# start of Records to use

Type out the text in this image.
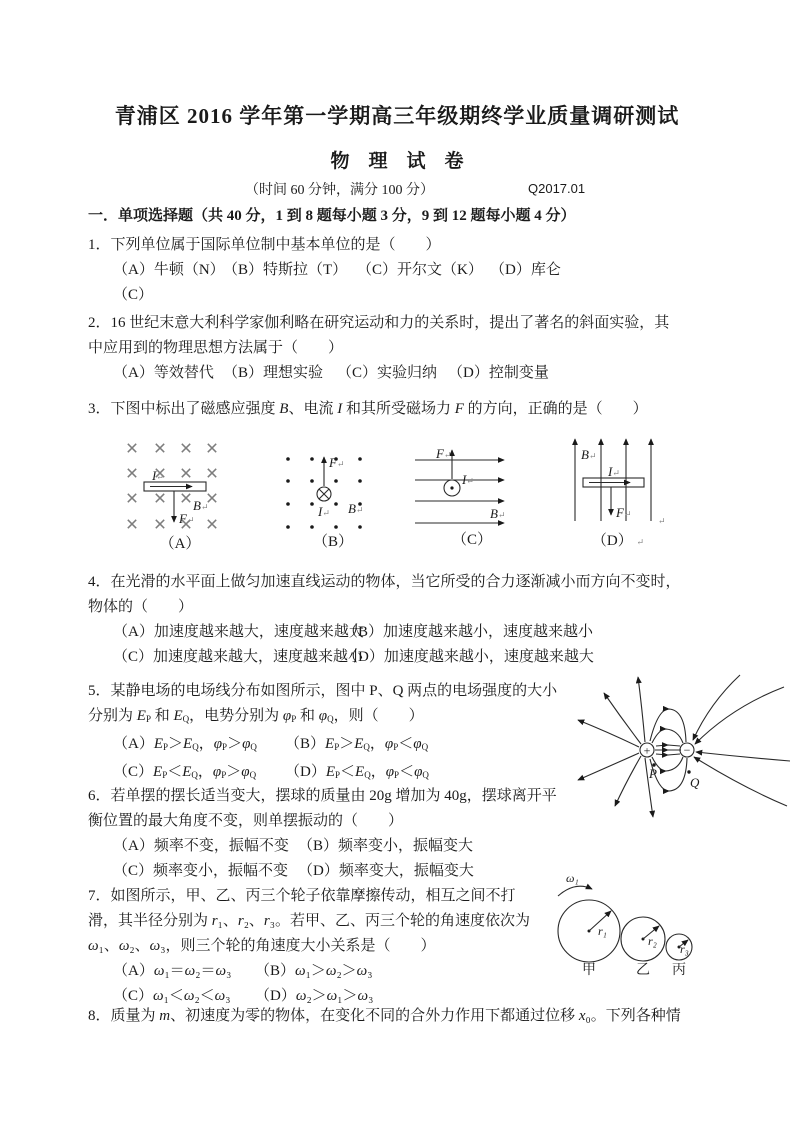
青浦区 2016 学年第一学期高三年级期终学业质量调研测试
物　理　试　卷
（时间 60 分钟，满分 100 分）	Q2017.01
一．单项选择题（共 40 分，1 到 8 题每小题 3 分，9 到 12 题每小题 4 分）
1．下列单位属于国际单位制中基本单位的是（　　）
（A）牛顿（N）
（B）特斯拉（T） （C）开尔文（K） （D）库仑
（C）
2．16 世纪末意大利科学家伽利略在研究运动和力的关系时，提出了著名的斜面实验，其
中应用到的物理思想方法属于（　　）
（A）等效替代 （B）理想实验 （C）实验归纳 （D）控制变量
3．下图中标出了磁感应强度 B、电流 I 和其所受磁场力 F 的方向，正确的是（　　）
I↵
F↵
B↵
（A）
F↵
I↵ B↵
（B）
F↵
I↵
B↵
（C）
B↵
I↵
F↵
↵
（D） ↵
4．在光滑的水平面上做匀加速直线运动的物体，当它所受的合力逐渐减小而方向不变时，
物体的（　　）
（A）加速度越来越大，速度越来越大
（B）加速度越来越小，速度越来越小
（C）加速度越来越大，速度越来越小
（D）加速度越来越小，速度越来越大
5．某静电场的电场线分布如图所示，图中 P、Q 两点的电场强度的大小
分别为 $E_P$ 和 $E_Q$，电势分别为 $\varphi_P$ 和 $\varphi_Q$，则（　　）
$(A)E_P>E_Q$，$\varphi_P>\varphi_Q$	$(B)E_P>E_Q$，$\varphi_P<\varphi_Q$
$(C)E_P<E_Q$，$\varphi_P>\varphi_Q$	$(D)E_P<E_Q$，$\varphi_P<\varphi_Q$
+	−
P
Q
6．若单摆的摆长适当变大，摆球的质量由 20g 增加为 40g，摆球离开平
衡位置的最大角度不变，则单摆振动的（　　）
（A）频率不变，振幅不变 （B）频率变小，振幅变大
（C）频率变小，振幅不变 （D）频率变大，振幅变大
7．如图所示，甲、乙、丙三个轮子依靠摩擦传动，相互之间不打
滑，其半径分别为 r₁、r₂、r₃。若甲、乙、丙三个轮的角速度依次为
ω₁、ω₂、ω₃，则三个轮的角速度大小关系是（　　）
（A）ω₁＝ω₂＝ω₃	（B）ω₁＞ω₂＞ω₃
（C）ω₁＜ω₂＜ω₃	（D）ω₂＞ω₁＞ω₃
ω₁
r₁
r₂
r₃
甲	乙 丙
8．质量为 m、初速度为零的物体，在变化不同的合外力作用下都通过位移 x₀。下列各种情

# end of Records to use

Without the pictures, repeat all the records word for word.

> _Task response_:
Type out the text in this image.
青浦区 2016 学年第一学期高三年级期终学业质量调研测试
物　理　试　卷
（时间 60 分钟，满分 100 分）	Q2017.01
一．单项选择题（共 40 分，1 到 8 题每小题 3 分，9 到 12 题每小题 4 分）
1．下列单位属于国际单位制中基本单位的是（　　）
（A）牛顿（N）
（B）特斯拉（T） （C）开尔文（K） （D）库仑
（C）
2．16 世纪末意大利科学家伽利略在研究运动和力的关系时，提出了著名的斜面实验，其
中应用到的物理思想方法属于（　　）
（A）等效替代 （B）理想实验 （C）实验归纳 （D）控制变量
3．下图中标出了磁感应强度 B、电流 I 和其所受磁场力 F 的方向，正确的是（　　）
I↵
F↵
B↵
（A）
F↵
I↵ B↵
（B）
F↵
I↵
B↵
（C）
B↵
I↵
F↵
↵
（D） ↵
4．在光滑的水平面上做匀加速直线运动的物体，当它所受的合力逐渐减小而方向不变时，
物体的（　　）
（A）加速度越来越大，速度越来越大
（B）加速度越来越小，速度越来越小
（C）加速度越来越大，速度越来越小
（D）加速度越来越小，速度越来越大
5．某静电场的电场线分布如图所示，图中 P、Q 两点的电场强度的大小
分别为 $E_P$ 和 $E_Q$，电势分别为 $\varphi_P$ 和 $\varphi_Q$，则（　　）
$(A)E_P>E_Q$，$\varphi_P>\varphi_Q$	$(B)E_P>E_Q$，$\varphi_P<\varphi_Q$
$(C)E_P<E_Q$，$\varphi_P>\varphi_Q$	$(D)E_P<E_Q$，$\varphi_P<\varphi_Q$
+	−
P
Q
6．若单摆的摆长适当变大，摆球的质量由 20g 增加为 40g，摆球离开平
衡位置的最大角度不变，则单摆振动的（　　）
（A）频率不变，振幅不变 （B）频率变小，振幅变大
（C）频率变小，振幅不变 （D）频率变大，振幅变大
7．如图所示，甲、乙、丙三个轮子依靠摩擦传动，相互之间不打
滑，其半径分别为 r₁、r₂、r₃。若甲、乙、丙三个轮的角速度依次为
ω₁、ω₂、ω₃，则三个轮的角速度大小关系是（　　）
（A）ω₁＝ω₂＝ω₃	（B）ω₁＞ω₂＞ω₃
（C）ω₁＜ω₂＜ω₃	（D）ω₂＞ω₁＞ω₃
ω₁
r₁
r₂
r₃
甲	乙 丙
8．质量为 m、初速度为零的物体，在变化不同的合外力作用下都通过位移 x₀。下列各种情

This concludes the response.